▶ TASK PROMPT: Find "What text is on this page?" in the data, then restate the line it sits in and every later line word for word, ending with the last line.
========================
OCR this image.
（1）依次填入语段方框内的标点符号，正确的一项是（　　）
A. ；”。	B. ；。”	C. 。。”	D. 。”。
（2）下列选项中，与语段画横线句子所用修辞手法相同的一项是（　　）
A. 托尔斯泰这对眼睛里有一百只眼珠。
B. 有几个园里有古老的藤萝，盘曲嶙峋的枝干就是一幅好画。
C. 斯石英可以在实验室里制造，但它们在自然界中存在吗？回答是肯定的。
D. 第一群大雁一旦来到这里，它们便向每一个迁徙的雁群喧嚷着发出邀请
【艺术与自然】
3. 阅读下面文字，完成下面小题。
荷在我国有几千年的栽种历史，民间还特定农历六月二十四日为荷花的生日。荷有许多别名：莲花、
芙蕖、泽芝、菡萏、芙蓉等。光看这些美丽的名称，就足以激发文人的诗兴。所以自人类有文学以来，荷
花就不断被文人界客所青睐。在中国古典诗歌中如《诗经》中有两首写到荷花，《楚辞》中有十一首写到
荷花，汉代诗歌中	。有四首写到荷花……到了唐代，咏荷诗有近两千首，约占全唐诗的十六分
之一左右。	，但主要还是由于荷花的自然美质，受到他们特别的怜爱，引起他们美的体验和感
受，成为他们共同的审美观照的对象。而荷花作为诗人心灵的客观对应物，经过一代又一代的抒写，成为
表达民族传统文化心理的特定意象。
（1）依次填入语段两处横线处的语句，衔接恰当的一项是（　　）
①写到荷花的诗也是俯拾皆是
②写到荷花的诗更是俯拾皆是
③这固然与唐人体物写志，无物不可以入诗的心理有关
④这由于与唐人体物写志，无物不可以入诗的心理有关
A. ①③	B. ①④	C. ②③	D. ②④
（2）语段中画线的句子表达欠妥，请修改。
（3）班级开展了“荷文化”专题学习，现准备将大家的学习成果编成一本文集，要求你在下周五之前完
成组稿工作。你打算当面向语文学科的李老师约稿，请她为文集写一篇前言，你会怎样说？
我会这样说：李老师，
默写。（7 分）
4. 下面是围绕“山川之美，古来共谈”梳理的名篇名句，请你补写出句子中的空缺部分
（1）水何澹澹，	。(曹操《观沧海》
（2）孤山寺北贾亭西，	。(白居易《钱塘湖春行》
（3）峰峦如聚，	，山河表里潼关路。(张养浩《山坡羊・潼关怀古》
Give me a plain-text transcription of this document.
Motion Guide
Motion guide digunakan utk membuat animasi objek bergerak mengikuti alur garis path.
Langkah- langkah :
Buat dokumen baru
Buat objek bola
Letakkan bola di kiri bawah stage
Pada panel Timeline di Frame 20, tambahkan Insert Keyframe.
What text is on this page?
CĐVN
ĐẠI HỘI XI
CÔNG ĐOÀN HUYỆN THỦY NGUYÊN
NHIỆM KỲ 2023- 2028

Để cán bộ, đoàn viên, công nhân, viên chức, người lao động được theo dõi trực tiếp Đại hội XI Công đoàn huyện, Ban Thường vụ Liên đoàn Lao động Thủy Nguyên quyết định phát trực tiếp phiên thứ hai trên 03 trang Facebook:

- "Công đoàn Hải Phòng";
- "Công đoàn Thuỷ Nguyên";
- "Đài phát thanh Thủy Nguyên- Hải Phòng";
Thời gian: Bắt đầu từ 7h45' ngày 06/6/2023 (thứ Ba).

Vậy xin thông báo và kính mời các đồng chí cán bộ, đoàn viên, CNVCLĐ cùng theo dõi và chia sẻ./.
========================
▶ EXERCISE RESPONSE:
What text is on this page?
CĐVN
ĐẠI HỘI XI
CÔNG ĐOÀN HUYỆN THỦY NGUYÊN
NHIỆM KỲ 2023- 2028

Để cán bộ, đoàn viên, công nhân, viên chức, người lao động được theo dõi trực tiếp Đại hội XI Công đoàn huyện, Ban Thường vụ Liên đoàn Lao động Thủy Nguyên quyết định phát trực tiếp phiên thứ hai trên 03 trang Facebook:

- "Công đoàn Hải Phòng";
- "Công đoàn Thuỷ Nguyên";
- "Đài phát thanh Thủy Nguyên- Hải Phòng";
Thời gian: Bắt đầu từ 7h45' ngày 06/6/2023 (thứ Ba).

Vậy xin thông báo và kính mời các đồng chí cán bộ, đoàn viên, CNVCLĐ cùng theo dõi và chia sẻ./.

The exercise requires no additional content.